**Requirement**
Reproduce every one of the entries below word for word, line by line.

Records
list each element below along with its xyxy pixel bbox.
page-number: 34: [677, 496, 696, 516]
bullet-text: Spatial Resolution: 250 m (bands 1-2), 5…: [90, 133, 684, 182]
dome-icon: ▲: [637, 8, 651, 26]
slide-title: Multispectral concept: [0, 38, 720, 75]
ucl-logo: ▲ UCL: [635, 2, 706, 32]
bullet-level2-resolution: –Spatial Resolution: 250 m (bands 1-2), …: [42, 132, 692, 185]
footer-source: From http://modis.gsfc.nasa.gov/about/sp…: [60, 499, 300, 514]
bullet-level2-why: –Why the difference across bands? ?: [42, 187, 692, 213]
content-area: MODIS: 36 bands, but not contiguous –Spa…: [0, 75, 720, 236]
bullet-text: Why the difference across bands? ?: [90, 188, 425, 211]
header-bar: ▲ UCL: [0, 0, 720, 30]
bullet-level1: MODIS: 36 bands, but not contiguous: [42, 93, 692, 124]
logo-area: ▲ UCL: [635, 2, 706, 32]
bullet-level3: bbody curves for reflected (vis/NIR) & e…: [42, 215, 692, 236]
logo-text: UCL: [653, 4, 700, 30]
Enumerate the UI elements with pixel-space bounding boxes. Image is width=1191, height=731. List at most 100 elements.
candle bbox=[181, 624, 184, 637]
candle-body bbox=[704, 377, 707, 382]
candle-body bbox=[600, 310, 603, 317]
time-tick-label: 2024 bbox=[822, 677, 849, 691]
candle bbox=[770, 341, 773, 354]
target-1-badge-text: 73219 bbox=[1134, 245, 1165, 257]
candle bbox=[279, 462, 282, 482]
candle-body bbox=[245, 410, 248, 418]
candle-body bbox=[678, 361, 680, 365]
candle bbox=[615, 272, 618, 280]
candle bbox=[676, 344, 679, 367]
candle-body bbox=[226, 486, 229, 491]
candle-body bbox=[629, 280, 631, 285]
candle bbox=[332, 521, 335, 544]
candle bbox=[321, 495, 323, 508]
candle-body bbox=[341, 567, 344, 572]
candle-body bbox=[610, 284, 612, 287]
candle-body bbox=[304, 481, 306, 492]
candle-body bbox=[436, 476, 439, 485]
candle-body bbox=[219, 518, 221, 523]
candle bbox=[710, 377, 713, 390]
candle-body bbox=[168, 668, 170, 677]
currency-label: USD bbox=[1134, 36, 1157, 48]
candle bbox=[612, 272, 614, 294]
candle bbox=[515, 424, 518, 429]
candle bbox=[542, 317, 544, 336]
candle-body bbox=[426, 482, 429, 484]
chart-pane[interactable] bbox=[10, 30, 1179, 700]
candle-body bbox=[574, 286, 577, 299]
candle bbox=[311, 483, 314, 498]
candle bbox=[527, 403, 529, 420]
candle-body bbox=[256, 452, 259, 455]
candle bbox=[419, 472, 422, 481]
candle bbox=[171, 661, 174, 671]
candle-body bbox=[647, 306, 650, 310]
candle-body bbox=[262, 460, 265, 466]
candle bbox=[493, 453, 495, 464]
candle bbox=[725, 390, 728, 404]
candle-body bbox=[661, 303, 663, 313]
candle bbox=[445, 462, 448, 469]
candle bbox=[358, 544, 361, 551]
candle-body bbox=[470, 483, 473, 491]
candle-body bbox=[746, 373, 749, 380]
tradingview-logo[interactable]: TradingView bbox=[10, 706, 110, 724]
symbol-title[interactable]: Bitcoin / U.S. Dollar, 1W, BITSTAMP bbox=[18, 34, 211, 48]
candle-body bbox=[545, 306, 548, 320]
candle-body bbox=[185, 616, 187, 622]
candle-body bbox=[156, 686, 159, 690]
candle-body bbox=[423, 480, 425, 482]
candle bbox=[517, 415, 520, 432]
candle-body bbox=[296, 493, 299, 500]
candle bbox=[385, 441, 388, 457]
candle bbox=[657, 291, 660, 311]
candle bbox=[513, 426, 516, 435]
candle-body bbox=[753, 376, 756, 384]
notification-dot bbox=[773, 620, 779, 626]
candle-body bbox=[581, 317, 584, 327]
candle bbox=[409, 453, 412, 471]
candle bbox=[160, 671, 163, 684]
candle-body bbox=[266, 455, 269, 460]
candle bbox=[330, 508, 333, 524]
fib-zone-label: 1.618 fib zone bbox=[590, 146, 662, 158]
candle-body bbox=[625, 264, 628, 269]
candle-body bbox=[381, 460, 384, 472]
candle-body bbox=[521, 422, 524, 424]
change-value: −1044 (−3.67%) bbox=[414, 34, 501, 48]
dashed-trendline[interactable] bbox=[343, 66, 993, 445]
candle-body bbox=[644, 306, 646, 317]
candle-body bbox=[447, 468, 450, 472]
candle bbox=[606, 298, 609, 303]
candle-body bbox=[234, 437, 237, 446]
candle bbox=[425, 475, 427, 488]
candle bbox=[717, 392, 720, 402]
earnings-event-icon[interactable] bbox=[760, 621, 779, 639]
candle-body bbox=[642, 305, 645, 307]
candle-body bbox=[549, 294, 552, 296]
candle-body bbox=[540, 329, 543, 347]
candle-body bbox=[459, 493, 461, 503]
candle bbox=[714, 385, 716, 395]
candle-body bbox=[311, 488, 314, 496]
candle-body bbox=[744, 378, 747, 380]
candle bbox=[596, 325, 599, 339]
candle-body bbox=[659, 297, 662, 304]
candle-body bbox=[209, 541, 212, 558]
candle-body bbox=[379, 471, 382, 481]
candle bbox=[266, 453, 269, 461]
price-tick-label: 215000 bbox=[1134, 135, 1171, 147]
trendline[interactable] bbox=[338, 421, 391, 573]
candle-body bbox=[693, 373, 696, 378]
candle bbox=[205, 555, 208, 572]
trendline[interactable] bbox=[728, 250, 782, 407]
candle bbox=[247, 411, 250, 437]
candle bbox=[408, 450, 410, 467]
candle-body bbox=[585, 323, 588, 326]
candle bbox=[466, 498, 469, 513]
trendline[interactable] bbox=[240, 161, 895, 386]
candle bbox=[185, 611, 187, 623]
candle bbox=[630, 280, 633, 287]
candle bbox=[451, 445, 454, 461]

**Exercise result**
list each element below along with its xyxy pixel bbox.
page-number: 34: [677, 496, 696, 516]
bullet-text: Spatial Resolution: 250 m (bands 1-2), 5…: [90, 133, 684, 182]
dome-icon: ▲: [637, 8, 651, 26]
slide-title: Multispectral concept: [0, 38, 720, 75]
ucl-logo: ▲ UCL: [635, 2, 706, 32]
bullet-level2-resolution: –Spatial Resolution: 250 m (bands 1-2), …: [42, 132, 692, 185]
footer-source: From http://modis.gsfc.nasa.gov/about/sp…: [60, 499, 300, 514]
bullet-level2-why: –Why the difference across bands? ?: [42, 187, 692, 213]
content-area: MODIS: 36 bands, but not contiguous –Spa…: [0, 75, 720, 236]
bullet-text: Why the difference across bands? ?: [90, 188, 425, 211]
header-bar: ▲ UCL: [0, 0, 720, 30]
bullet-level1: MODIS: 36 bands, but not contiguous: [42, 93, 692, 124]
logo-area: ▲ UCL: [635, 2, 706, 32]
bullet-level3: bbody curves for reflected (vis/NIR) & e…: [42, 215, 692, 236]
logo-text: UCL: [653, 4, 700, 30]
Enumerate the UI elements with pixel-space bounding boxes. Image is width=1191, height=731. List at most 100 elements.
candle bbox=[181, 624, 184, 637]
candle-body bbox=[704, 377, 707, 382]
candle-body bbox=[600, 310, 603, 317]
time-tick-label: 2024 bbox=[822, 677, 849, 691]
candle bbox=[770, 341, 773, 354]
target-1-badge-text: 73219 bbox=[1134, 245, 1165, 257]
candle bbox=[279, 462, 282, 482]
candle-body bbox=[245, 410, 248, 418]
candle-body bbox=[678, 361, 680, 365]
candle bbox=[615, 272, 618, 280]
candle bbox=[676, 344, 679, 367]
candle-body bbox=[226, 486, 229, 491]
candle-body bbox=[629, 280, 631, 285]
candle bbox=[332, 521, 335, 544]
candle bbox=[321, 495, 323, 508]
candle-body bbox=[341, 567, 344, 572]
candle-body bbox=[610, 284, 612, 287]
candle-body bbox=[304, 481, 306, 492]
candle-body bbox=[436, 476, 439, 485]
candle-body bbox=[219, 518, 221, 523]
candle bbox=[710, 377, 713, 390]
candle-body bbox=[168, 668, 170, 677]
currency-label: USD bbox=[1134, 36, 1157, 48]
candle bbox=[612, 272, 614, 294]
candle bbox=[515, 424, 518, 429]
candle bbox=[542, 317, 544, 336]
candle-body bbox=[426, 482, 429, 484]
chart-pane[interactable] bbox=[10, 30, 1179, 700]
candle-body bbox=[574, 286, 577, 299]
candle bbox=[311, 483, 314, 498]
candle bbox=[527, 403, 529, 420]
candle-body bbox=[256, 452, 259, 455]
candle bbox=[419, 472, 422, 481]
candle bbox=[171, 661, 174, 671]
candle-body bbox=[647, 306, 650, 310]
candle-body bbox=[262, 460, 265, 466]
candle bbox=[493, 453, 495, 464]
candle bbox=[725, 390, 728, 404]
candle-body bbox=[661, 303, 663, 313]
candle bbox=[445, 462, 448, 469]
candle bbox=[358, 544, 361, 551]
candle-body bbox=[470, 483, 473, 491]
candle-body bbox=[746, 373, 749, 380]
tradingview-logo[interactable]: TradingView bbox=[10, 706, 110, 724]
symbol-title[interactable]: Bitcoin / U.S. Dollar, 1W, BITSTAMP bbox=[18, 34, 211, 48]
candle-body bbox=[545, 306, 548, 320]
candle-body bbox=[185, 616, 187, 622]
candle-body bbox=[156, 686, 159, 690]
candle-body bbox=[423, 480, 425, 482]
candle bbox=[517, 415, 520, 432]
candle-body bbox=[296, 493, 299, 500]
candle bbox=[385, 441, 388, 457]
candle bbox=[657, 291, 660, 311]
candle bbox=[513, 426, 516, 435]
candle-body bbox=[753, 376, 756, 384]
notification-dot bbox=[773, 620, 779, 626]
candle-body bbox=[581, 317, 584, 327]
candle bbox=[409, 453, 412, 471]
candle bbox=[160, 671, 163, 684]
candle-body bbox=[266, 455, 269, 460]
candle bbox=[330, 508, 333, 524]
fib-zone-label: 1.618 fib zone bbox=[590, 146, 662, 158]
candle-body bbox=[625, 264, 628, 269]
candle-body bbox=[381, 460, 384, 472]
candle-body bbox=[521, 422, 524, 424]
change-value: −1044 (−3.67%) bbox=[414, 34, 501, 48]
dashed-trendline[interactable] bbox=[343, 66, 993, 445]
candle-body bbox=[644, 306, 646, 317]
candle-body bbox=[447, 468, 450, 472]
candle bbox=[606, 298, 609, 303]
candle-body bbox=[234, 437, 237, 446]
candle bbox=[425, 475, 427, 488]
candle bbox=[717, 392, 720, 402]
earnings-event-icon[interactable] bbox=[760, 621, 779, 639]
candle-body bbox=[642, 305, 645, 307]
candle-body bbox=[549, 294, 552, 296]
candle-body bbox=[540, 329, 543, 347]
candle-body bbox=[459, 493, 461, 503]
candle bbox=[714, 385, 716, 395]
candle-body bbox=[311, 488, 314, 496]
candle-body bbox=[744, 378, 747, 380]
candle bbox=[596, 325, 599, 339]
candle-body bbox=[659, 297, 662, 304]
candle-body bbox=[209, 541, 212, 558]
candle-body bbox=[379, 471, 382, 481]
candle bbox=[266, 453, 269, 461]
price-tick-label: 215000 bbox=[1134, 135, 1171, 147]
trendline[interactable] bbox=[338, 421, 391, 573]
candle-body bbox=[693, 373, 696, 378]
candle bbox=[205, 555, 208, 572]
trendline[interactable] bbox=[728, 250, 782, 407]
candle bbox=[247, 411, 250, 437]
candle bbox=[408, 450, 410, 467]
candle-body bbox=[585, 323, 588, 326]
candle bbox=[466, 498, 469, 513]
trendline[interactable] bbox=[240, 161, 895, 386]
candle bbox=[185, 611, 187, 623]
candle bbox=[630, 280, 633, 287]
candle bbox=[451, 445, 454, 461]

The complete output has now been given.